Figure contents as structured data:
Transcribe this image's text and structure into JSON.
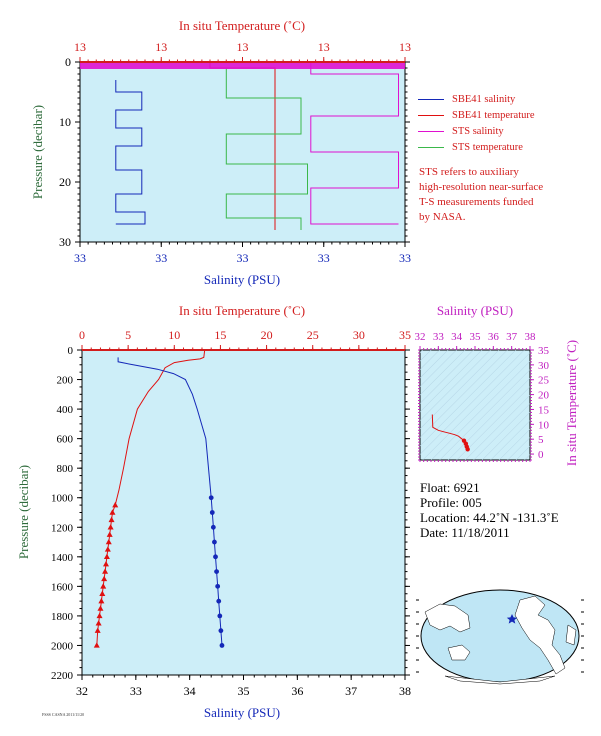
{
  "colors": {
    "plot_bg": "#cdeef8",
    "temperature": "#e01010",
    "salinity": "#1428b8",
    "sts_salinity": "#e010d0",
    "sts_temperature": "#3ab84a",
    "hires_temp_line": "#f08a8a",
    "axis_red": "#d21c1c",
    "axis_blue": "#1428b8",
    "axis_magenta": "#c020c0",
    "axis_green": "#2e6b3b"
  },
  "legend": {
    "items": [
      {
        "label": "SBE41 salinity",
        "color": "#1428b8"
      },
      {
        "label": "SBE41 temperature",
        "color": "#e01010"
      },
      {
        "label": "STS salinity",
        "color": "#e010d0"
      },
      {
        "label": "STS temperature",
        "color": "#3ab84a"
      }
    ]
  },
  "note": {
    "lines": [
      "STS refers to auxiliary",
      "high-resolution near-surface",
      "T-S measurements funded",
      "by NASA."
    ]
  },
  "float_info": {
    "float": "Float:  6921",
    "profile": "Profile:  005",
    "location": "Location:  44.2˚N  -131.3˚E",
    "date": "Date:  11/18/2011"
  },
  "credit": "FSSS CASNA 2011/11/20",
  "chart_data": [
    {
      "id": "near-surface-profile",
      "type": "line",
      "top_axis_title": "In situ Temperature (˚C)",
      "top_tick_labels": [
        "13",
        "13",
        "13",
        "13",
        "13"
      ],
      "bottom_axis_title": "Salinity (PSU)",
      "bottom_tick_labels": [
        "33",
        "33",
        "33",
        "33",
        "33"
      ],
      "ylabel": "Pressure (decibar)",
      "ylim": [
        0,
        30
      ],
      "yticks": [
        0,
        10,
        20,
        30
      ],
      "series": [
        {
          "name": "SBE41 salinity",
          "color": "#1428b8",
          "x_frac": [
            0.11,
            0.11,
            0.19,
            0.19,
            0.11,
            0.11,
            0.19,
            0.19,
            0.11,
            0.11,
            0.19,
            0.19,
            0.11,
            0.11,
            0.2,
            0.2,
            0.11
          ],
          "pressure": [
            3,
            5,
            5,
            8,
            8,
            11,
            11,
            14,
            14,
            18,
            18,
            22,
            22,
            25,
            25,
            27,
            27
          ]
        },
        {
          "name": "SBE41 temperature",
          "color": "#e01010",
          "x_frac": [
            0.4,
            0.4,
            0.6,
            0.6
          ],
          "pressure": [
            0,
            1,
            1,
            28
          ]
        },
        {
          "name": "STS salinity",
          "color": "#e010d0",
          "x_frac": [
            0.71,
            0.71,
            0.98,
            0.98,
            0.71,
            0.71,
            0.98,
            0.98,
            0.71,
            0.71,
            0.98
          ],
          "pressure": [
            0,
            2,
            2,
            9,
            9,
            15,
            15,
            21,
            21,
            27,
            27
          ]
        },
        {
          "name": "STS temperature",
          "color": "#3ab84a",
          "x_frac": [
            0.45,
            0.45,
            0.68,
            0.68,
            0.45,
            0.45,
            0.7,
            0.7,
            0.45,
            0.45,
            0.68,
            0.68
          ],
          "pressure": [
            1,
            6,
            6,
            12,
            12,
            17,
            17,
            22,
            22,
            26,
            26,
            28
          ]
        }
      ]
    },
    {
      "id": "deep-profile",
      "type": "line",
      "top_axis_title": "In situ Temperature (˚C)",
      "bottom_axis_title": "Salinity (PSU)",
      "ylabel": "Pressure (decibar)",
      "temperature_axis": {
        "range": [
          0,
          35
        ],
        "ticks": [
          0,
          5,
          10,
          15,
          20,
          25,
          30,
          35
        ]
      },
      "salinity_axis": {
        "range": [
          32,
          38
        ],
        "ticks": [
          32,
          33,
          34,
          35,
          36,
          37,
          38
        ]
      },
      "ylim": [
        0,
        2200
      ],
      "yticks": [
        0,
        200,
        400,
        600,
        800,
        1000,
        1200,
        1400,
        1600,
        1800,
        2000,
        2200
      ],
      "series": [
        {
          "name": "SBE41 temperature",
          "color": "#e01010",
          "x": [
            13.3,
            13.2,
            12.8,
            11.5,
            10.0,
            9.0,
            8.3,
            7.2,
            6.0,
            5.1,
            4.5,
            4.0,
            3.6,
            3.3,
            3.2,
            3.1,
            3.0,
            2.9,
            2.8,
            2.7,
            2.6,
            2.5,
            2.4,
            2.3,
            2.2,
            2.1,
            2.0,
            1.9,
            1.8,
            1.7,
            1.6
          ],
          "pressure": [
            0,
            50,
            60,
            70,
            85,
            120,
            200,
            280,
            400,
            600,
            800,
            950,
            1050,
            1100,
            1150,
            1200,
            1250,
            1300,
            1350,
            1400,
            1450,
            1500,
            1550,
            1600,
            1650,
            1700,
            1750,
            1800,
            1850,
            1900,
            2000
          ]
        },
        {
          "name": "SBE41 salinity",
          "color": "#1428b8",
          "x": [
            32.67,
            32.67,
            32.95,
            33.4,
            33.7,
            33.92,
            34.05,
            34.14,
            34.22,
            34.3,
            34.35,
            34.4,
            34.42,
            34.44,
            34.46,
            34.48,
            34.5,
            34.52,
            34.54,
            34.56,
            34.58,
            34.6
          ],
          "pressure": [
            50,
            80,
            100,
            130,
            160,
            200,
            300,
            400,
            500,
            600,
            800,
            1000,
            1100,
            1200,
            1300,
            1400,
            1500,
            1600,
            1700,
            1800,
            1900,
            2000
          ]
        }
      ]
    },
    {
      "id": "ts-diagram",
      "type": "line",
      "top_axis_title": "Salinity (PSU)",
      "xticks": [
        32,
        33,
        34,
        35,
        36,
        37,
        38
      ],
      "right_axis_title": "In situ Temperature (˚C)",
      "yticks": [
        0,
        5,
        10,
        15,
        20,
        25,
        30,
        35
      ],
      "xlim": [
        32,
        38
      ],
      "ylim": [
        -2,
        35
      ],
      "series": [
        {
          "name": "T-S",
          "color": "#e01010",
          "x": [
            32.67,
            32.7,
            33.0,
            33.3,
            33.6,
            33.9,
            34.1,
            34.3,
            34.4,
            34.5,
            34.55,
            34.6
          ],
          "y": [
            13.3,
            9.0,
            8.0,
            7.5,
            7.0,
            6.5,
            6.0,
            5.0,
            4.5,
            3.5,
            2.5,
            1.6
          ]
        }
      ]
    }
  ]
}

§ **EXERCISE INSTRUCTIONS**
All of the records need repeating exactly, except for the pictures.

§ **ANSWER TO THE TASK**
Transcribe this image's text and structure into JSON.
{
  "colors": {
    "plot_bg": "#cdeef8",
    "temperature": "#e01010",
    "salinity": "#1428b8",
    "sts_salinity": "#e010d0",
    "sts_temperature": "#3ab84a",
    "hires_temp_line": "#f08a8a",
    "axis_red": "#d21c1c",
    "axis_blue": "#1428b8",
    "axis_magenta": "#c020c0",
    "axis_green": "#2e6b3b"
  },
  "legend": {
    "items": [
      {
        "label": "SBE41 salinity",
        "color": "#1428b8"
      },
      {
        "label": "SBE41 temperature",
        "color": "#e01010"
      },
      {
        "label": "STS salinity",
        "color": "#e010d0"
      },
      {
        "label": "STS temperature",
        "color": "#3ab84a"
      }
    ]
  },
  "note": {
    "lines": [
      "STS refers to auxiliary",
      "high-resolution near-surface",
      "T-S measurements funded",
      "by NASA."
    ]
  },
  "float_info": {
    "float": "Float:  6921",
    "profile": "Profile:  005",
    "location": "Location:  44.2˚N  -131.3˚E",
    "date": "Date:  11/18/2011"
  },
  "credit": "FSSS CASNA 2011/11/20",
  "chart_data": [
    {
      "id": "near-surface-profile",
      "type": "line",
      "top_axis_title": "In situ Temperature (˚C)",
      "top_tick_labels": [
        "13",
        "13",
        "13",
        "13",
        "13"
      ],
      "bottom_axis_title": "Salinity (PSU)",
      "bottom_tick_labels": [
        "33",
        "33",
        "33",
        "33",
        "33"
      ],
      "ylabel": "Pressure (decibar)",
      "ylim": [
        0,
        30
      ],
      "yticks": [
        0,
        10,
        20,
        30
      ],
      "series": [
        {
          "name": "SBE41 salinity",
          "color": "#1428b8",
          "x_frac": [
            0.11,
            0.11,
            0.19,
            0.19,
            0.11,
            0.11,
            0.19,
            0.19,
            0.11,
            0.11,
            0.19,
            0.19,
            0.11,
            0.11,
            0.2,
            0.2,
            0.11
          ],
          "pressure": [
            3,
            5,
            5,
            8,
            8,
            11,
            11,
            14,
            14,
            18,
            18,
            22,
            22,
            25,
            25,
            27,
            27
          ]
        },
        {
          "name": "SBE41 temperature",
          "color": "#e01010",
          "x_frac": [
            0.4,
            0.4,
            0.6,
            0.6
          ],
          "pressure": [
            0,
            1,
            1,
            28
          ]
        },
        {
          "name": "STS salinity",
          "color": "#e010d0",
          "x_frac": [
            0.71,
            0.71,
            0.98,
            0.98,
            0.71,
            0.71,
            0.98,
            0.98,
            0.71,
            0.71,
            0.98
          ],
          "pressure": [
            0,
            2,
            2,
            9,
            9,
            15,
            15,
            21,
            21,
            27,
            27
          ]
        },
        {
          "name": "STS temperature",
          "color": "#3ab84a",
          "x_frac": [
            0.45,
            0.45,
            0.68,
            0.68,
            0.45,
            0.45,
            0.7,
            0.7,
            0.45,
            0.45,
            0.68,
            0.68
          ],
          "pressure": [
            1,
            6,
            6,
            12,
            12,
            17,
            17,
            22,
            22,
            26,
            26,
            28
          ]
        }
      ]
    },
    {
      "id": "deep-profile",
      "type": "line",
      "top_axis_title": "In situ Temperature (˚C)",
      "bottom_axis_title": "Salinity (PSU)",
      "ylabel": "Pressure (decibar)",
      "temperature_axis": {
        "range": [
          0,
          35
        ],
        "ticks": [
          0,
          5,
          10,
          15,
          20,
          25,
          30,
          35
        ]
      },
      "salinity_axis": {
        "range": [
          32,
          38
        ],
        "ticks": [
          32,
          33,
          34,
          35,
          36,
          37,
          38
        ]
      },
      "ylim": [
        0,
        2200
      ],
      "yticks": [
        0,
        200,
        400,
        600,
        800,
        1000,
        1200,
        1400,
        1600,
        1800,
        2000,
        2200
      ],
      "series": [
        {
          "name": "SBE41 temperature",
          "color": "#e01010",
          "x": [
            13.3,
            13.2,
            12.8,
            11.5,
            10.0,
            9.0,
            8.3,
            7.2,
            6.0,
            5.1,
            4.5,
            4.0,
            3.6,
            3.3,
            3.2,
            3.1,
            3.0,
            2.9,
            2.8,
            2.7,
            2.6,
            2.5,
            2.4,
            2.3,
            2.2,
            2.1,
            2.0,
            1.9,
            1.8,
            1.7,
            1.6
          ],
          "pressure": [
            0,
            50,
            60,
            70,
            85,
            120,
            200,
            280,
            400,
            600,
            800,
            950,
            1050,
            1100,
            1150,
            1200,
            1250,
            1300,
            1350,
            1400,
            1450,
            1500,
            1550,
            1600,
            1650,
            1700,
            1750,
            1800,
            1850,
            1900,
            2000
          ]
        },
        {
          "name": "SBE41 salinity",
          "color": "#1428b8",
          "x": [
            32.67,
            32.67,
            32.95,
            33.4,
            33.7,
            33.92,
            34.05,
            34.14,
            34.22,
            34.3,
            34.35,
            34.4,
            34.42,
            34.44,
            34.46,
            34.48,
            34.5,
            34.52,
            34.54,
            34.56,
            34.58,
            34.6
          ],
          "pressure": [
            50,
            80,
            100,
            130,
            160,
            200,
            300,
            400,
            500,
            600,
            800,
            1000,
            1100,
            1200,
            1300,
            1400,
            1500,
            1600,
            1700,
            1800,
            1900,
            2000
          ]
        }
      ]
    },
    {
      "id": "ts-diagram",
      "type": "line",
      "top_axis_title": "Salinity (PSU)",
      "xticks": [
        32,
        33,
        34,
        35,
        36,
        37,
        38
      ],
      "right_axis_title": "In situ Temperature (˚C)",
      "yticks": [
        0,
        5,
        10,
        15,
        20,
        25,
        30,
        35
      ],
      "xlim": [
        32,
        38
      ],
      "ylim": [
        -2,
        35
      ],
      "series": [
        {
          "name": "T-S",
          "color": "#e01010",
          "x": [
            32.67,
            32.7,
            33.0,
            33.3,
            33.6,
            33.9,
            34.1,
            34.3,
            34.4,
            34.5,
            34.55,
            34.6
          ],
          "y": [
            13.3,
            9.0,
            8.0,
            7.5,
            7.0,
            6.5,
            6.0,
            5.0,
            4.5,
            3.5,
            2.5,
            1.6
          ]
        }
      ]
    }
  ]
}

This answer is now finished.